◆ **Exercise materials**
■ ■ ■ ■ ■ ■ ■
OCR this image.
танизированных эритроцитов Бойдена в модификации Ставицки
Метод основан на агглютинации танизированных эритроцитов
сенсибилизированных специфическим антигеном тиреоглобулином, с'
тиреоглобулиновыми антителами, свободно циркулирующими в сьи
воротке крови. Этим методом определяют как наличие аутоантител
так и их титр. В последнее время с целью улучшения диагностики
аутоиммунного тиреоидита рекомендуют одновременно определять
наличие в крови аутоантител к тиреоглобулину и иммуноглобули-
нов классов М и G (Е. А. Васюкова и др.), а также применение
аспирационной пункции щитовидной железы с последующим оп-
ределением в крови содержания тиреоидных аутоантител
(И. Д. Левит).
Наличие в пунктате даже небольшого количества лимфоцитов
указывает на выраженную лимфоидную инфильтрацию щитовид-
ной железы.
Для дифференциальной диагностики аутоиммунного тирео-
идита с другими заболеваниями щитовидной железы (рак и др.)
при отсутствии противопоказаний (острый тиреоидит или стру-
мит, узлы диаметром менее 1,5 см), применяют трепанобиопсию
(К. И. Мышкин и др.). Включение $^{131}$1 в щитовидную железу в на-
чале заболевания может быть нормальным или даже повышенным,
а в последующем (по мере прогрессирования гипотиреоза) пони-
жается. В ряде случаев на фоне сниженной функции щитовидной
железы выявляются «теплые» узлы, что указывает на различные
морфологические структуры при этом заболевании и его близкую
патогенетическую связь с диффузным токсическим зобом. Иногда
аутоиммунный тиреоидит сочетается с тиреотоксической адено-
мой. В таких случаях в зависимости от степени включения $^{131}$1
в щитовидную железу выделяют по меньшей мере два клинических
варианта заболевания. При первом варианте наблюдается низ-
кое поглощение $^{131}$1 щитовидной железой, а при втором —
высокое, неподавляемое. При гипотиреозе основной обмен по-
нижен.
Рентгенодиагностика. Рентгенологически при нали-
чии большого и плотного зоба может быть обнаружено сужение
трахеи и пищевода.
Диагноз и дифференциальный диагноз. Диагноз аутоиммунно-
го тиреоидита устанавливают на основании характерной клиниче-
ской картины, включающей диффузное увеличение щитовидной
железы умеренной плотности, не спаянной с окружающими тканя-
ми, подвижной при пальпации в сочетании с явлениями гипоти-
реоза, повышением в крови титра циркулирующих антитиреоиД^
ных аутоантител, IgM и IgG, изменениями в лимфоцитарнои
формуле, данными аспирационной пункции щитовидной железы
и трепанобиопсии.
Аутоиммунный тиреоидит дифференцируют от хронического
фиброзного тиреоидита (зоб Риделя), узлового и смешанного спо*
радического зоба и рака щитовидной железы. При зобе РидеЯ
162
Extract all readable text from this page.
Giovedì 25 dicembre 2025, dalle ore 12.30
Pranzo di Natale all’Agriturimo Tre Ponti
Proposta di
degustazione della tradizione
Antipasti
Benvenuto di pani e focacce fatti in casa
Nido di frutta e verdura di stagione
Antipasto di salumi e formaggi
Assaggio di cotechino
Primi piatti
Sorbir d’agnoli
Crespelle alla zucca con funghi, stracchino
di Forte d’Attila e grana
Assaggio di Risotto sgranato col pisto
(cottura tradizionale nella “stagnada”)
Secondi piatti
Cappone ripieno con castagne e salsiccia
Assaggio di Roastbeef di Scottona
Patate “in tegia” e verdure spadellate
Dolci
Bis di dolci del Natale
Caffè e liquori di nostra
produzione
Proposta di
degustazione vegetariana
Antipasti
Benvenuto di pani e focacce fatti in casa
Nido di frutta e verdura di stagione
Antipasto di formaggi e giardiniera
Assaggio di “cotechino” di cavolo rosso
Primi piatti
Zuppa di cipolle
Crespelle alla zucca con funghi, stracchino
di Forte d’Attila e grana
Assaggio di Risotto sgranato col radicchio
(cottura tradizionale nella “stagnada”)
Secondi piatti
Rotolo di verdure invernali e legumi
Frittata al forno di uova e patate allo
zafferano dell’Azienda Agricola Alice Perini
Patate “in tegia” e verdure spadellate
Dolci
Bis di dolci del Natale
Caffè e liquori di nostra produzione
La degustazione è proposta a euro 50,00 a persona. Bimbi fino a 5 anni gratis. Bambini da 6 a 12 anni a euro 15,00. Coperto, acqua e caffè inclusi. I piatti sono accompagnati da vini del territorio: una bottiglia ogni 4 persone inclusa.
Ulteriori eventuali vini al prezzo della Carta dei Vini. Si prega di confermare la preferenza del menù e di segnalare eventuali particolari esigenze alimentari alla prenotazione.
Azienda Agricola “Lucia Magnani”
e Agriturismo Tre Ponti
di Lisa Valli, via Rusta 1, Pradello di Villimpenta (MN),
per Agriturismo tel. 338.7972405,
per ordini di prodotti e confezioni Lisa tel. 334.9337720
■ ■ ■ ■ ■ ■ ■
◆ **Exercise task**
Return the entries above exactly, each one complete.

◆ **Written solution**
OCR this image.
танизированных эритроцитов Бойдена в модификации Ставицки
Метод основан на агглютинации танизированных эритроцитов
сенсибилизированных специфическим антигеном тиреоглобулином, с'
тиреоглобулиновыми антителами, свободно циркулирующими в сьи
воротке крови. Этим методом определяют как наличие аутоантител
так и их титр. В последнее время с целью улучшения диагностики
аутоиммунного тиреоидита рекомендуют одновременно определять
наличие в крови аутоантител к тиреоглобулину и иммуноглобули-
нов классов М и G (Е. А. Васюкова и др.), а также применение
аспирационной пункции щитовидной железы с последующим оп-
ределением в крови содержания тиреоидных аутоантител
(И. Д. Левит).
Наличие в пунктате даже небольшого количества лимфоцитов
указывает на выраженную лимфоидную инфильтрацию щитовид-
ной железы.
Для дифференциальной диагностики аутоиммунного тирео-
идита с другими заболеваниями щитовидной железы (рак и др.)
при отсутствии противопоказаний (острый тиреоидит или стру-
мит, узлы диаметром менее 1,5 см), применяют трепанобиопсию
(К. И. Мышкин и др.). Включение $^{131}$1 в щитовидную железу в на-
чале заболевания может быть нормальным или даже повышенным,
а в последующем (по мере прогрессирования гипотиреоза) пони-
жается. В ряде случаев на фоне сниженной функции щитовидной
железы выявляются «теплые» узлы, что указывает на различные
морфологические структуры при этом заболевании и его близкую
патогенетическую связь с диффузным токсическим зобом. Иногда
аутоиммунный тиреоидит сочетается с тиреотоксической адено-
мой. В таких случаях в зависимости от степени включения $^{131}$1
в щитовидную железу выделяют по меньшей мере два клинических
варианта заболевания. При первом варианте наблюдается низ-
кое поглощение $^{131}$1 щитовидной железой, а при втором —
высокое, неподавляемое. При гипотиреозе основной обмен по-
нижен.
Рентгенодиагностика. Рентгенологически при нали-
чии большого и плотного зоба может быть обнаружено сужение
трахеи и пищевода.
Диагноз и дифференциальный диагноз. Диагноз аутоиммунно-
го тиреоидита устанавливают на основании характерной клиниче-
ской картины, включающей диффузное увеличение щитовидной
железы умеренной плотности, не спаянной с окружающими тканя-
ми, подвижной при пальпации в сочетании с явлениями гипоти-
реоза, повышением в крови титра циркулирующих антитиреоиД^
ных аутоантител, IgM и IgG, изменениями в лимфоцитарнои
формуле, данными аспирационной пункции щитовидной железы
и трепанобиопсии.
Аутоиммунный тиреоидит дифференцируют от хронического
фиброзного тиреоидита (зоб Риделя), узлового и смешанного спо*
радического зоба и рака щитовидной железы. При зобе РидеЯ
162
Extract all readable text from this page.
Giovedì 25 dicembre 2025, dalle ore 12.30
Pranzo di Natale all’Agriturimo Tre Ponti
Proposta di
degustazione della tradizione
Antipasti
Benvenuto di pani e focacce fatti in casa
Nido di frutta e verdura di stagione
Antipasto di salumi e formaggi
Assaggio di cotechino
Primi piatti
Sorbir d’agnoli
Crespelle alla zucca con funghi, stracchino
di Forte d’Attila e grana
Assaggio di Risotto sgranato col pisto
(cottura tradizionale nella “stagnada”)
Secondi piatti
Cappone ripieno con castagne e salsiccia
Assaggio di Roastbeef di Scottona
Patate “in tegia” e verdure spadellate
Dolci
Bis di dolci del Natale
Caffè e liquori di nostra
produzione
Proposta di
degustazione vegetariana
Antipasti
Benvenuto di pani e focacce fatti in casa
Nido di frutta e verdura di stagione
Antipasto di formaggi e giardiniera
Assaggio di “cotechino” di cavolo rosso
Primi piatti
Zuppa di cipolle
Crespelle alla zucca con funghi, stracchino
di Forte d’Attila e grana
Assaggio di Risotto sgranato col radicchio
(cottura tradizionale nella “stagnada”)
Secondi piatti
Rotolo di verdure invernali e legumi
Frittata al forno di uova e patate allo
zafferano dell’Azienda Agricola Alice Perini
Patate “in tegia” e verdure spadellate
Dolci
Bis di dolci del Natale
Caffè e liquori di nostra produzione
La degustazione è proposta a euro 50,00 a persona. Bimbi fino a 5 anni gratis. Bambini da 6 a 12 anni a euro 15,00. Coperto, acqua e caffè inclusi. I piatti sono accompagnati da vini del territorio: una bottiglia ogni 4 persone inclusa.
Ulteriori eventuali vini al prezzo della Carta dei Vini. Si prega di confermare la preferenza del menù e di segnalare eventuali particolari esigenze alimentari alla prenotazione.
Azienda Agricola “Lucia Magnani”
e Agriturismo Tre Ponti
di Lisa Valli, via Rusta 1, Pradello di Villimpenta (MN),
per Agriturismo tel. 338.7972405,
per ordini di prodotti e confezioni Lisa tel. 334.9337720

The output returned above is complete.